In the data below, find every line that has the string "Социальные", and copy it.

(Dataset items)
####

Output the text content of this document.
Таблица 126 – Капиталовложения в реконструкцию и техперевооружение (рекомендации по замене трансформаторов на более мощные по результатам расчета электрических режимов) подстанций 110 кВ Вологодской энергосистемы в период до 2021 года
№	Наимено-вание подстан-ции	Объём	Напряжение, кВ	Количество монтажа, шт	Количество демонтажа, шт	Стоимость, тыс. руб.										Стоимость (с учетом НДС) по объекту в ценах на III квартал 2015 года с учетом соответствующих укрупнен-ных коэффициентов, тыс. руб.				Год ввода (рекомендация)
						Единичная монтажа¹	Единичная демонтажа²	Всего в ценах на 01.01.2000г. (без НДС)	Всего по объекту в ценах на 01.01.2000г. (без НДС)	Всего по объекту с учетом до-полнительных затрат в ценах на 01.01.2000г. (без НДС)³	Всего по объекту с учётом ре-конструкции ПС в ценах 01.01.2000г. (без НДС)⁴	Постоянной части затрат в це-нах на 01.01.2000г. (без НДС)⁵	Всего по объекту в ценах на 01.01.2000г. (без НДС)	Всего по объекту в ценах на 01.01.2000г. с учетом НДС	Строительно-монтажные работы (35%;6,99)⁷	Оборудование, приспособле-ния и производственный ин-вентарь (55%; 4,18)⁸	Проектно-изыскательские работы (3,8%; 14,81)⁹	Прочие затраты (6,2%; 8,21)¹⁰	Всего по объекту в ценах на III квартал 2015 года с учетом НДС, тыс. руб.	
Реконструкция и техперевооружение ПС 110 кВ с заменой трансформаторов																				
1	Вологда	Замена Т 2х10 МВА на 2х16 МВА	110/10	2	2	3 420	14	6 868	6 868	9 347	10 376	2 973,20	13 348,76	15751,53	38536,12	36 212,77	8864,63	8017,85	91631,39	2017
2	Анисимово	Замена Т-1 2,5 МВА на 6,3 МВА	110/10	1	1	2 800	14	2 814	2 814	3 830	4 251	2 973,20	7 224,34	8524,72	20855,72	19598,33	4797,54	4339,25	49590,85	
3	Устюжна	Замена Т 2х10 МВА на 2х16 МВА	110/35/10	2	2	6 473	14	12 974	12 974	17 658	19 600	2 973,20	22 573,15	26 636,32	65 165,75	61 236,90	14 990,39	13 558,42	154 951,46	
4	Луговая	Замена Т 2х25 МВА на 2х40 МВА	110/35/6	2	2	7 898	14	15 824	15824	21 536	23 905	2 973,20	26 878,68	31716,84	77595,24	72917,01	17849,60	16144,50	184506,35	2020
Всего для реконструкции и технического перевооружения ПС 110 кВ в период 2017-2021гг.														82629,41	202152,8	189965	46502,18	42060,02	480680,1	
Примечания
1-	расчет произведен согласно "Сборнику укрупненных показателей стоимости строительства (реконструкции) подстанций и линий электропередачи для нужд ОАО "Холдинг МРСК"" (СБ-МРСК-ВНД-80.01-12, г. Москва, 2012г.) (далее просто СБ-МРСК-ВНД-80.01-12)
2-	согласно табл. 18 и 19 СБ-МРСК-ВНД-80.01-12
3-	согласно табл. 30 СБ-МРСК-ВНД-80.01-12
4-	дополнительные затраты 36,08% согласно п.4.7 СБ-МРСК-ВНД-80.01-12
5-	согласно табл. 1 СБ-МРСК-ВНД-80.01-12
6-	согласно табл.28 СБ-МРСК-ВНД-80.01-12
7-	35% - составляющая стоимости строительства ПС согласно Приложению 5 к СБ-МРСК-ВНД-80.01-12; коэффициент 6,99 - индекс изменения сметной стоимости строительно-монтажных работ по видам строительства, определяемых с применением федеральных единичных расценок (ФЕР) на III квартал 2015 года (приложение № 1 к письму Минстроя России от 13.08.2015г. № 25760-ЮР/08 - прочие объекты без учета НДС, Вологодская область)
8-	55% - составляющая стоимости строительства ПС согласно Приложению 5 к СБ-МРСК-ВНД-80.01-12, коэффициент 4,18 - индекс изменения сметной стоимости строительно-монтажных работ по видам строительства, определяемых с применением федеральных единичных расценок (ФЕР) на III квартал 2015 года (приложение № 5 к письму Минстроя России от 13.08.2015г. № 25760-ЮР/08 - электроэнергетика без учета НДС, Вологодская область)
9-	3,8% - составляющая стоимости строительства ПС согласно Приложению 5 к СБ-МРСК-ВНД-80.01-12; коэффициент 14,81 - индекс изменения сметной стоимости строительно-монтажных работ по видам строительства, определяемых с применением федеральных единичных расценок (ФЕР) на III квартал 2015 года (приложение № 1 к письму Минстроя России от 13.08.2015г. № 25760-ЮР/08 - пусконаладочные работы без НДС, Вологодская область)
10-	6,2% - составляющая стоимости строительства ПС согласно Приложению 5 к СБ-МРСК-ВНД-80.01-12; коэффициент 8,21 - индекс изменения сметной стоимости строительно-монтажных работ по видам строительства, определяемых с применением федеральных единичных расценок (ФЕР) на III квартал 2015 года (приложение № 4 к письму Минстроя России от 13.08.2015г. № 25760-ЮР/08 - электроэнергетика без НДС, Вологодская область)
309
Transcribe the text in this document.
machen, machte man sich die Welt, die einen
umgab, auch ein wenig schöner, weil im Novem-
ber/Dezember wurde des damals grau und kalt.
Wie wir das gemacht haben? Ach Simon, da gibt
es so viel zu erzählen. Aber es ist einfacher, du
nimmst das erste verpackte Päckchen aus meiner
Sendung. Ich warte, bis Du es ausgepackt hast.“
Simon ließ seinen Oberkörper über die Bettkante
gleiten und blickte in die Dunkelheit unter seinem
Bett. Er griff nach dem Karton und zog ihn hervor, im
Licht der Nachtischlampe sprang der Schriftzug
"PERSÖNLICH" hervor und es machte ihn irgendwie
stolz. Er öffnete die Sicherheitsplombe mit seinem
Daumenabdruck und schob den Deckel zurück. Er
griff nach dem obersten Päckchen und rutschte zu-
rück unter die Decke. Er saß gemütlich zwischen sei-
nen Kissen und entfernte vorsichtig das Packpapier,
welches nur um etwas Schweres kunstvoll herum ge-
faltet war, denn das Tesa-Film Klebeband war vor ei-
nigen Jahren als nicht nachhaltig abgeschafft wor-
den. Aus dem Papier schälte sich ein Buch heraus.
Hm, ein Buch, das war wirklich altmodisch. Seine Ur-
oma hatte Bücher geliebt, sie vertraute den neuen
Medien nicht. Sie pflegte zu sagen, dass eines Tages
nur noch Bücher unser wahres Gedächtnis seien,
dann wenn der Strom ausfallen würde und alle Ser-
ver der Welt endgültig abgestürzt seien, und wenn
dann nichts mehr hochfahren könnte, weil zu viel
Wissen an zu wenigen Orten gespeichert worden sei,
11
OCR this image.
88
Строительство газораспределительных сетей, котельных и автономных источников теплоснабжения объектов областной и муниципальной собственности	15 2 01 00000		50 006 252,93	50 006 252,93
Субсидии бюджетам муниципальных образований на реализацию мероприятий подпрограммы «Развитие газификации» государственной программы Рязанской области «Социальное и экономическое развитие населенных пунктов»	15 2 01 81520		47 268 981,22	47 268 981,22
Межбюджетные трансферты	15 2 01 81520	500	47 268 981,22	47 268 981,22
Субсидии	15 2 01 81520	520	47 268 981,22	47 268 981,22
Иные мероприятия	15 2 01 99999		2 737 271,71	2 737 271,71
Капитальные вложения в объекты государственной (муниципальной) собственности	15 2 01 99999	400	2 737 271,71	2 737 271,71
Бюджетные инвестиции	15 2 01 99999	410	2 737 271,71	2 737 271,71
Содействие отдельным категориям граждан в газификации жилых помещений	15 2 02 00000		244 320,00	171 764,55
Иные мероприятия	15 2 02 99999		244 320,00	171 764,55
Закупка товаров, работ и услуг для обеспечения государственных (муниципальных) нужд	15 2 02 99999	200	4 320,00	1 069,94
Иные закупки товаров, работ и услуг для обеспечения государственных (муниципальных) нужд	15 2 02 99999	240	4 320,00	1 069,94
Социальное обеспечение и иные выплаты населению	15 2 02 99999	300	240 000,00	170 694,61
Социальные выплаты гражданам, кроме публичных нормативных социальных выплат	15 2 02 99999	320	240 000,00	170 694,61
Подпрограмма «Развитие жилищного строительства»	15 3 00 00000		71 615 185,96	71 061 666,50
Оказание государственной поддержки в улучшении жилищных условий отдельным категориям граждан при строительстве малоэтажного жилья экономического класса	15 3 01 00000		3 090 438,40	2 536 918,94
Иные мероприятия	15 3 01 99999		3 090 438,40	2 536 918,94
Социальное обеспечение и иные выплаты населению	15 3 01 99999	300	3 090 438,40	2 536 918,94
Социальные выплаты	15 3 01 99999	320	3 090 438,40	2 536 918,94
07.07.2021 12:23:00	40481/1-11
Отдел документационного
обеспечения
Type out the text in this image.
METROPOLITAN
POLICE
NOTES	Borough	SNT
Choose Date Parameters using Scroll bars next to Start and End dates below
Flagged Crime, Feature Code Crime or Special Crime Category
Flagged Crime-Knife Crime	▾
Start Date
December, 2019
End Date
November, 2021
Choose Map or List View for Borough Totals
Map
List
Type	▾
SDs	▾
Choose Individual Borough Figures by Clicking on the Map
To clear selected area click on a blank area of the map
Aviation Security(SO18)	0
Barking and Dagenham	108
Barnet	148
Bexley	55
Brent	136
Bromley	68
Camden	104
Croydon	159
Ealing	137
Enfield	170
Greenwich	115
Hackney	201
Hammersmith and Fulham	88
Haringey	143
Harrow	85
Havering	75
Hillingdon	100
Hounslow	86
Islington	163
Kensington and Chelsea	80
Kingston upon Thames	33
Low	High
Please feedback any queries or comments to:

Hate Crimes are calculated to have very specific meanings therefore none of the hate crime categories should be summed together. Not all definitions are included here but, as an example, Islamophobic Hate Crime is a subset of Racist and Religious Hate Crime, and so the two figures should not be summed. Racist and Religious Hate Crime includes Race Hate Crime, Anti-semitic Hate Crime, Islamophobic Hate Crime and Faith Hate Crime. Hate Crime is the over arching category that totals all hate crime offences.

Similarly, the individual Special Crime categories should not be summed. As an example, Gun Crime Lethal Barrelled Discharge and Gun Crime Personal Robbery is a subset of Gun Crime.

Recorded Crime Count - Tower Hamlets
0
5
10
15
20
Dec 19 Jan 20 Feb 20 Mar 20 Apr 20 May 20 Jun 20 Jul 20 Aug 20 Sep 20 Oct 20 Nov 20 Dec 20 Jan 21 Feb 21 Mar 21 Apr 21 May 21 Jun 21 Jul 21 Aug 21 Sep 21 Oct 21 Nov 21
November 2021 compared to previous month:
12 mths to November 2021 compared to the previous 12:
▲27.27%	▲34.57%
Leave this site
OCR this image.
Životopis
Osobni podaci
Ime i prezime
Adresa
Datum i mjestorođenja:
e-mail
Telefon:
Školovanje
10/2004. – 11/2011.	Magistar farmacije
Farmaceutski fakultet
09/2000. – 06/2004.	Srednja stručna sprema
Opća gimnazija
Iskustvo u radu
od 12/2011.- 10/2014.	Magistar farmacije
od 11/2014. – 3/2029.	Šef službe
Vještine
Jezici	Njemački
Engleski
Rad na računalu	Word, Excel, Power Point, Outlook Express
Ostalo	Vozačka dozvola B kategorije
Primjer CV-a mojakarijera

####

● **Solution**:
Социальные выплаты гражданам, кроме публичных нормативных социальных выплат	15 2 02 99999	320	240 000,00	170 694,61
Социальные выплаты	15 3 01 99999	320	3 090 438,40	2 536 918,94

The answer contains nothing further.